Start of DATA PROVIDED
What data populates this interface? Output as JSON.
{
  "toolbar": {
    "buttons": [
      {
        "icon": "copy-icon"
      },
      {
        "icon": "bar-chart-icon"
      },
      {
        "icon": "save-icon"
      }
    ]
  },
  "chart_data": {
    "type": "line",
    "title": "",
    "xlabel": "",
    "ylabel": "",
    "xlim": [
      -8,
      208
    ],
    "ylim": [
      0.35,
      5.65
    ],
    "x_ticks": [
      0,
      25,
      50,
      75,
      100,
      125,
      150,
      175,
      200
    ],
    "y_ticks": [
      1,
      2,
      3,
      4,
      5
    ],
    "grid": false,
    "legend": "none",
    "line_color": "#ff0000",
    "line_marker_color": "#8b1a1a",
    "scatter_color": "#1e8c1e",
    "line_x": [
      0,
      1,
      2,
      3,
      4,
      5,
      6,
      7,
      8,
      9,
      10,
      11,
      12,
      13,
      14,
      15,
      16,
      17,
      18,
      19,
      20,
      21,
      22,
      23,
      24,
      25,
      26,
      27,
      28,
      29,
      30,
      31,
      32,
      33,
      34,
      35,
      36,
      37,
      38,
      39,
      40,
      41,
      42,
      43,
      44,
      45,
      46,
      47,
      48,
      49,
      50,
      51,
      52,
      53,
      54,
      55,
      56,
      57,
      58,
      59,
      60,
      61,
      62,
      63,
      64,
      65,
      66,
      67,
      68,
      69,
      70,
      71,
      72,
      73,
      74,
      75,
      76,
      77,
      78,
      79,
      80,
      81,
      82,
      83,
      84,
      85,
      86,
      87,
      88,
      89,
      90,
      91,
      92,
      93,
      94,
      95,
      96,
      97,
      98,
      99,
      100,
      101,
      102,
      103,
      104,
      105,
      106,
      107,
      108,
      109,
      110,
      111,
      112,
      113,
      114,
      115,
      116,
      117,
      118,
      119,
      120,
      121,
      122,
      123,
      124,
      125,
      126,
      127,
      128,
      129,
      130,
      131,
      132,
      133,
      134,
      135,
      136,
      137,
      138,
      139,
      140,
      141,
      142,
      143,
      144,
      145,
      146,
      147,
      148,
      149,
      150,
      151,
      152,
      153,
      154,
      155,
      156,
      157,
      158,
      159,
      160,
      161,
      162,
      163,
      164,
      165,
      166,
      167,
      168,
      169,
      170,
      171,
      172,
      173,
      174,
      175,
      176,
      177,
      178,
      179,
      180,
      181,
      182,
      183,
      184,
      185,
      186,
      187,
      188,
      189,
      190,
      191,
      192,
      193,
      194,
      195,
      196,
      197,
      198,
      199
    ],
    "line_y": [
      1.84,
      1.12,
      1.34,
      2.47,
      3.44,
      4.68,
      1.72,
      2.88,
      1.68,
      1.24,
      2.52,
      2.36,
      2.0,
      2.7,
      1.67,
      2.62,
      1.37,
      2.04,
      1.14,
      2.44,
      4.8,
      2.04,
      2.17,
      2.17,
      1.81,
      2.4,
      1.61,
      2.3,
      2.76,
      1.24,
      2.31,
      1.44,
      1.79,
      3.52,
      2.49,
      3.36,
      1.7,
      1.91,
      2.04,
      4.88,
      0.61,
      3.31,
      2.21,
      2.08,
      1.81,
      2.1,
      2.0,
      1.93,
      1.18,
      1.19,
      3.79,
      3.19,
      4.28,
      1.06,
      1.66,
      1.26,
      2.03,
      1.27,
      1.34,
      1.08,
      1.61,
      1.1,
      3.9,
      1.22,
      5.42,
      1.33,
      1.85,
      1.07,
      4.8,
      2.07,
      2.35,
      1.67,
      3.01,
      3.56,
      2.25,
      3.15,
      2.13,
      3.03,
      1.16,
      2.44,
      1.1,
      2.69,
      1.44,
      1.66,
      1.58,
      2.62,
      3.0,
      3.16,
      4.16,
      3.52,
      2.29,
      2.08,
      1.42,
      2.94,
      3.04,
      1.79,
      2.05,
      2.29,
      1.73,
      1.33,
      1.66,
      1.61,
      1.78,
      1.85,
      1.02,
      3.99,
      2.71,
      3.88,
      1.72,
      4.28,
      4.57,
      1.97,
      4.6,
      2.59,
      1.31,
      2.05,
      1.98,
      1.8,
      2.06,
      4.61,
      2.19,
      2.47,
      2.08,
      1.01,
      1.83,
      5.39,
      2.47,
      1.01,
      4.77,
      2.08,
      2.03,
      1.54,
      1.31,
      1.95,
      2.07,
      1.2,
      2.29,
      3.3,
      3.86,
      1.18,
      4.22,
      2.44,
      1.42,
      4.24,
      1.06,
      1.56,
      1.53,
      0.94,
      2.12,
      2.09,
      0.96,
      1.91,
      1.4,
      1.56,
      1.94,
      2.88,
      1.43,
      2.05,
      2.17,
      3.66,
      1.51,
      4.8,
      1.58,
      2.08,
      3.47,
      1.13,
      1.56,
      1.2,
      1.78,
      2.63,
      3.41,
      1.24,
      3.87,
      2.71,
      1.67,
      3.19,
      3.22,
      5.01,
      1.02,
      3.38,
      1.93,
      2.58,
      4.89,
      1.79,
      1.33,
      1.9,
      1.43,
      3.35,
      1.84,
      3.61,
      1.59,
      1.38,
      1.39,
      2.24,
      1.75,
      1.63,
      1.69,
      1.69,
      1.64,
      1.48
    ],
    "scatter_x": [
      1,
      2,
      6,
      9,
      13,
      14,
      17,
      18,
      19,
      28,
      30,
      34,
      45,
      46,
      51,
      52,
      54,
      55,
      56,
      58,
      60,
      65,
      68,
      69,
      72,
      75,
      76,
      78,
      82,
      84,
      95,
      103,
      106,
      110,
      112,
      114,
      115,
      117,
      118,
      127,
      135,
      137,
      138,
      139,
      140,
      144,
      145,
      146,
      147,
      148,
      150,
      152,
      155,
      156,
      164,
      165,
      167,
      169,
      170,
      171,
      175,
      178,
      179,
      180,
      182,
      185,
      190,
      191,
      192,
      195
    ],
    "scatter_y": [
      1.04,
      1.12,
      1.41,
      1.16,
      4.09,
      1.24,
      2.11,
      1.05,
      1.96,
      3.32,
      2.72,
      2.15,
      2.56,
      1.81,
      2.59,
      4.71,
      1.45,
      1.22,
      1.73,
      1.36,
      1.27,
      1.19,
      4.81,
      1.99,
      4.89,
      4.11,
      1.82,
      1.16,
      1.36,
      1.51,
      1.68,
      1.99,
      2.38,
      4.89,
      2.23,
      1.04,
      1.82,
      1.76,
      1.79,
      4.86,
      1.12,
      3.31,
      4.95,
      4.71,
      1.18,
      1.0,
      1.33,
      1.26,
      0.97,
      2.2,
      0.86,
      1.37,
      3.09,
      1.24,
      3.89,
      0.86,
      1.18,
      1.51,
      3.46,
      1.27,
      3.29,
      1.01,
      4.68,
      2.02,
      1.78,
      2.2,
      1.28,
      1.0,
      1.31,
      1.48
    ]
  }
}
End of DATA PROVIDED
• **EXERCISE GOAL**
Restate all of the entries above precisely.

• **EXERCISE RESPONSE**
What data populates this interface? Output as JSON.
{
  "toolbar": {
    "buttons": [
      {
        "icon": "copy-icon"
      },
      {
        "icon": "bar-chart-icon"
      },
      {
        "icon": "save-icon"
      }
    ]
  },
  "chart_data": {
    "type": "line",
    "title": "",
    "xlabel": "",
    "ylabel": "",
    "xlim": [
      -8,
      208
    ],
    "ylim": [
      0.35,
      5.65
    ],
    "x_ticks": [
      0,
      25,
      50,
      75,
      100,
      125,
      150,
      175,
      200
    ],
    "y_ticks": [
      1,
      2,
      3,
      4,
      5
    ],
    "grid": false,
    "legend": "none",
    "line_color": "#ff0000",
    "line_marker_color": "#8b1a1a",
    "scatter_color": "#1e8c1e",
    "line_x": [
      0,
      1,
      2,
      3,
      4,
      5,
      6,
      7,
      8,
      9,
      10,
      11,
      12,
      13,
      14,
      15,
      16,
      17,
      18,
      19,
      20,
      21,
      22,
      23,
      24,
      25,
      26,
      27,
      28,
      29,
      30,
      31,
      32,
      33,
      34,
      35,
      36,
      37,
      38,
      39,
      40,
      41,
      42,
      43,
      44,
      45,
      46,
      47,
      48,
      49,
      50,
      51,
      52,
      53,
      54,
      55,
      56,
      57,
      58,
      59,
      60,
      61,
      62,
      63,
      64,
      65,
      66,
      67,
      68,
      69,
      70,
      71,
      72,
      73,
      74,
      75,
      76,
      77,
      78,
      79,
      80,
      81,
      82,
      83,
      84,
      85,
      86,
      87,
      88,
      89,
      90,
      91,
      92,
      93,
      94,
      95,
      96,
      97,
      98,
      99,
      100,
      101,
      102,
      103,
      104,
      105,
      106,
      107,
      108,
      109,
      110,
      111,
      112,
      113,
      114,
      115,
      116,
      117,
      118,
      119,
      120,
      121,
      122,
      123,
      124,
      125,
      126,
      127,
      128,
      129,
      130,
      131,
      132,
      133,
      134,
      135,
      136,
      137,
      138,
      139,
      140,
      141,
      142,
      143,
      144,
      145,
      146,
      147,
      148,
      149,
      150,
      151,
      152,
      153,
      154,
      155,
      156,
      157,
      158,
      159,
      160,
      161,
      162,
      163,
      164,
      165,
      166,
      167,
      168,
      169,
      170,
      171,
      172,
      173,
      174,
      175,
      176,
      177,
      178,
      179,
      180,
      181,
      182,
      183,
      184,
      185,
      186,
      187,
      188,
      189,
      190,
      191,
      192,
      193,
      194,
      195,
      196,
      197,
      198,
      199
    ],
    "line_y": [
      1.84,
      1.12,
      1.34,
      2.47,
      3.44,
      4.68,
      1.72,
      2.88,
      1.68,
      1.24,
      2.52,
      2.36,
      2.0,
      2.7,
      1.67,
      2.62,
      1.37,
      2.04,
      1.14,
      2.44,
      4.8,
      2.04,
      2.17,
      2.17,
      1.81,
      2.4,
      1.61,
      2.3,
      2.76,
      1.24,
      2.31,
      1.44,
      1.79,
      3.52,
      2.49,
      3.36,
      1.7,
      1.91,
      2.04,
      4.88,
      0.61,
      3.31,
      2.21,
      2.08,
      1.81,
      2.1,
      2.0,
      1.93,
      1.18,
      1.19,
      3.79,
      3.19,
      4.28,
      1.06,
      1.66,
      1.26,
      2.03,
      1.27,
      1.34,
      1.08,
      1.61,
      1.1,
      3.9,
      1.22,
      5.42,
      1.33,
      1.85,
      1.07,
      4.8,
      2.07,
      2.35,
      1.67,
      3.01,
      3.56,
      2.25,
      3.15,
      2.13,
      3.03,
      1.16,
      2.44,
      1.1,
      2.69,
      1.44,
      1.66,
      1.58,
      2.62,
      3.0,
      3.16,
      4.16,
      3.52,
      2.29,
      2.08,
      1.42,
      2.94,
      3.04,
      1.79,
      2.05,
      2.29,
      1.73,
      1.33,
      1.66,
      1.61,
      1.78,
      1.85,
      1.02,
      3.99,
      2.71,
      3.88,
      1.72,
      4.28,
      4.57,
      1.97,
      4.6,
      2.59,
      1.31,
      2.05,
      1.98,
      1.8,
      2.06,
      4.61,
      2.19,
      2.47,
      2.08,
      1.01,
      1.83,
      5.39,
      2.47,
      1.01,
      4.77,
      2.08,
      2.03,
      1.54,
      1.31,
      1.95,
      2.07,
      1.2,
      2.29,
      3.3,
      3.86,
      1.18,
      4.22,
      2.44,
      1.42,
      4.24,
      1.06,
      1.56,
      1.53,
      0.94,
      2.12,
      2.09,
      0.96,
      1.91,
      1.4,
      1.56,
      1.94,
      2.88,
      1.43,
      2.05,
      2.17,
      3.66,
      1.51,
      4.8,
      1.58,
      2.08,
      3.47,
      1.13,
      1.56,
      1.2,
      1.78,
      2.63,
      3.41,
      1.24,
      3.87,
      2.71,
      1.67,
      3.19,
      3.22,
      5.01,
      1.02,
      3.38,
      1.93,
      2.58,
      4.89,
      1.79,
      1.33,
      1.9,
      1.43,
      3.35,
      1.84,
      3.61,
      1.59,
      1.38,
      1.39,
      2.24,
      1.75,
      1.63,
      1.69,
      1.69,
      1.64,
      1.48
    ],
    "scatter_x": [
      1,
      2,
      6,
      9,
      13,
      14,
      17,
      18,
      19,
      28,
      30,
      34,
      45,
      46,
      51,
      52,
      54,
      55,
      56,
      58,
      60,
      65,
      68,
      69,
      72,
      75,
      76,
      78,
      82,
      84,
      95,
      103,
      106,
      110,
      112,
      114,
      115,
      117,
      118,
      127,
      135,
      137,
      138,
      139,
      140,
      144,
      145,
      146,
      147,
      148,
      150,
      152,
      155,
      156,
      164,
      165,
      167,
      169,
      170,
      171,
      175,
      178,
      179,
      180,
      182,
      185,
      190,
      191,
      192,
      195
    ],
    "scatter_y": [
      1.04,
      1.12,
      1.41,
      1.16,
      4.09,
      1.24,
      2.11,
      1.05,
      1.96,
      3.32,
      2.72,
      2.15,
      2.56,
      1.81,
      2.59,
      4.71,
      1.45,
      1.22,
      1.73,
      1.36,
      1.27,
      1.19,
      4.81,
      1.99,
      4.89,
      4.11,
      1.82,
      1.16,
      1.36,
      1.51,
      1.68,
      1.99,
      2.38,
      4.89,
      2.23,
      1.04,
      1.82,
      1.76,
      1.79,
      4.86,
      1.12,
      3.31,
      4.95,
      4.71,
      1.18,
      1.0,
      1.33,
      1.26,
      0.97,
      2.2,
      0.86,
      1.37,
      3.09,
      1.24,
      3.89,
      0.86,
      1.18,
      1.51,
      3.46,
      1.27,
      3.29,
      1.01,
      4.68,
      2.02,
      1.78,
      2.2,
      1.28,
      1.0,
      1.31,
      1.48
    ]
  }
}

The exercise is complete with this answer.